* **Records from a dataset**
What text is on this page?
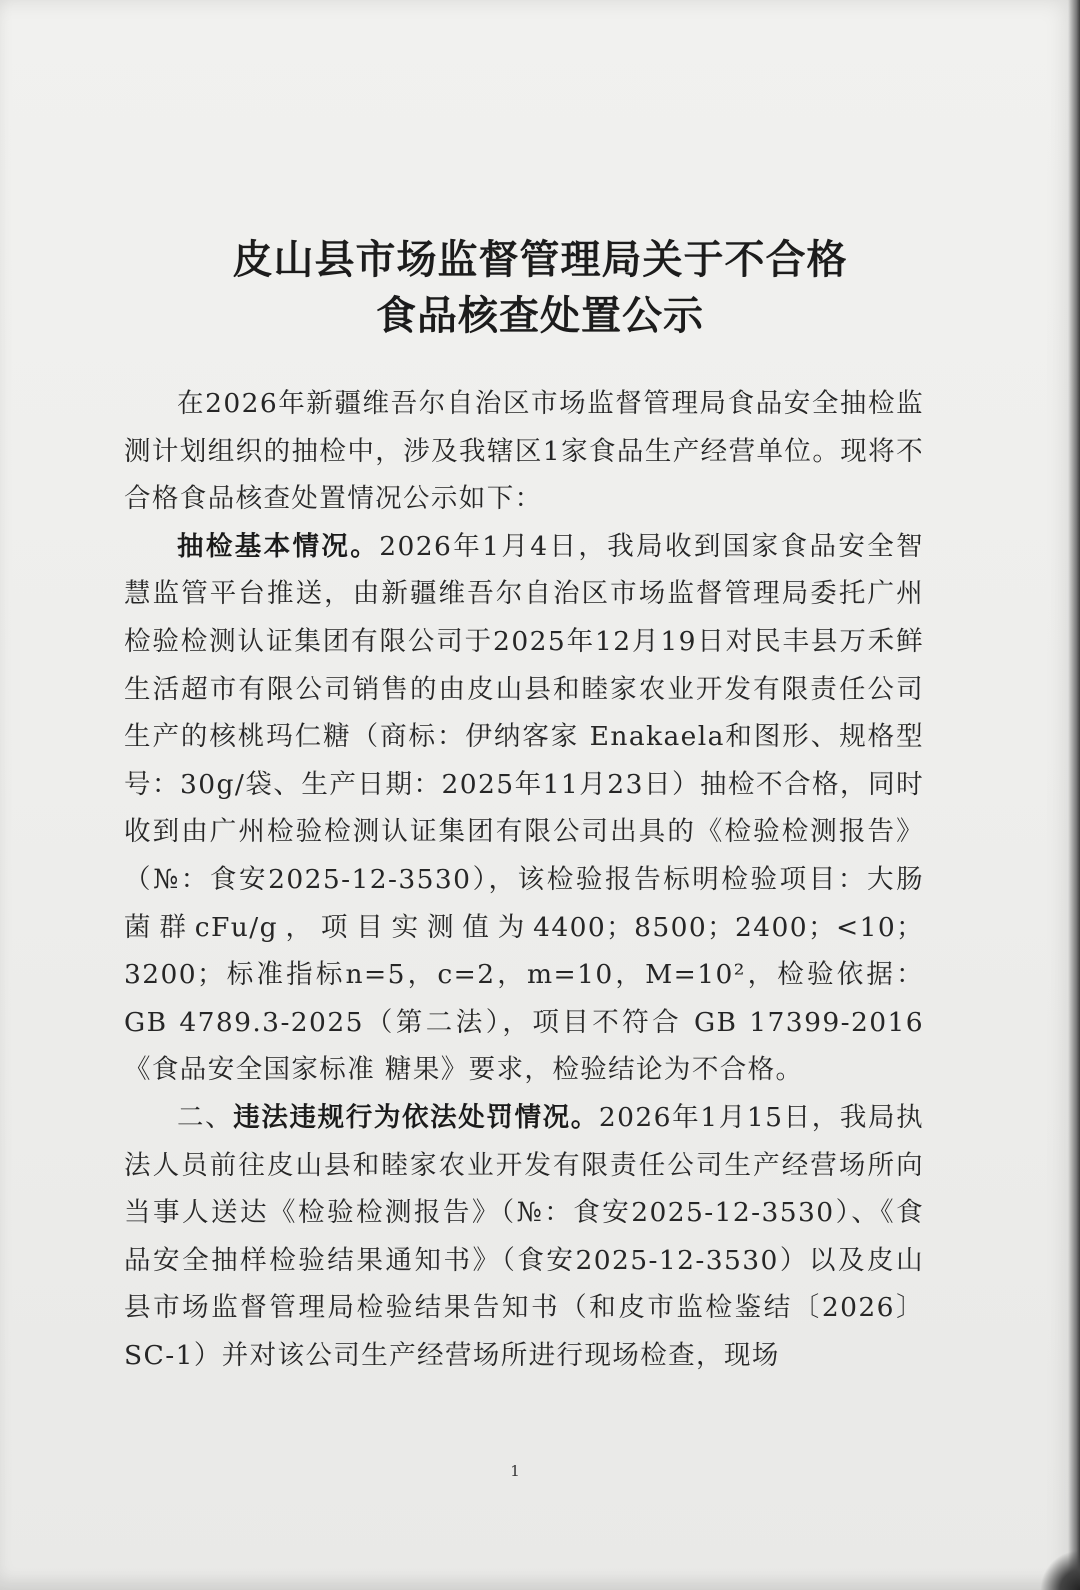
皮山县市场监督管理局关于不合格
食品核查处置公示

在2026年新疆维吾尔自治区市场监督管理局食品安全抽检监测计划组织的抽检中，涉及我辖区1家食品生产经营单位。现将不合格食品核查处置情况公示如下：

抽检基本情况。2026年1月4日，我局收到国家食品安全智慧监管平台推送，由新疆维吾尔自治区市场监督管理局委托广州检验检测认证集团有限公司于2025年12月19日对民丰县万禾鲜生活超市有限公司销售的由皮山县和睦家农业开发有限责任公司生产的核桃玛仁糖（商标：伊纳客家 Enakaela和图形、规格型号：30g/袋、生产日期：2025年11月23日）抽检不合格，同时收到由广州检验检测认证集团有限公司出具的《检验检测报告》（№：食安2025-12-3530），该检验报告标明检验项目：大肠菌群cFu/g，项目实测值为4400；8500；2400；<10；3200；标准指标n=5，c=2，m=10，M=10²，检验依据：GB 4789.3-2025（第二法），项目不符合 GB 17399-2016《食品安全国家标准 糖果》要求，检验结论为不合格。

二、违法违规行为依法处罚情况。2026年1月15日，我局执法人员前往皮山县和睦家农业开发有限责任公司生产经营场所向当事人送达《检验检测报告》（№：食安2025-12-3530）、《食品安全抽样检验结果通知书》（食安2025-12-3530）以及皮山县市场监督管理局检验结果告知书（和皮市监检鉴结〔2026〕SC-1）并对该公司生产经营场所进行现场检查，现场

1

* **Aim**
Give the entries again without a single change, but with no pictures.

* **Expected answer**
What text is on this page?
皮山县市场监督管理局关于不合格
食品核查处置公示

在2026年新疆维吾尔自治区市场监督管理局食品安全抽检监测计划组织的抽检中，涉及我辖区1家食品生产经营单位。现将不合格食品核查处置情况公示如下：

抽检基本情况。2026年1月4日，我局收到国家食品安全智慧监管平台推送，由新疆维吾尔自治区市场监督管理局委托广州检验检测认证集团有限公司于2025年12月19日对民丰县万禾鲜生活超市有限公司销售的由皮山县和睦家农业开发有限责任公司生产的核桃玛仁糖（商标：伊纳客家 Enakaela和图形、规格型号：30g/袋、生产日期：2025年11月23日）抽检不合格，同时收到由广州检验检测认证集团有限公司出具的《检验检测报告》（№：食安2025-12-3530），该检验报告标明检验项目：大肠菌群cFu/g，项目实测值为4400；8500；2400；<10；3200；标准指标n=5，c=2，m=10，M=10²，检验依据：GB 4789.3-2025（第二法），项目不符合 GB 17399-2016《食品安全国家标准 糖果》要求，检验结论为不合格。

二、违法违规行为依法处罚情况。2026年1月15日，我局执法人员前往皮山县和睦家农业开发有限责任公司生产经营场所向当事人送达《检验检测报告》（№：食安2025-12-3530）、《食品安全抽样检验结果通知书》（食安2025-12-3530）以及皮山县市场监督管理局检验结果告知书（和皮市监检鉴结〔2026〕SC-1）并对该公司生产经营场所进行现场检查，现场

1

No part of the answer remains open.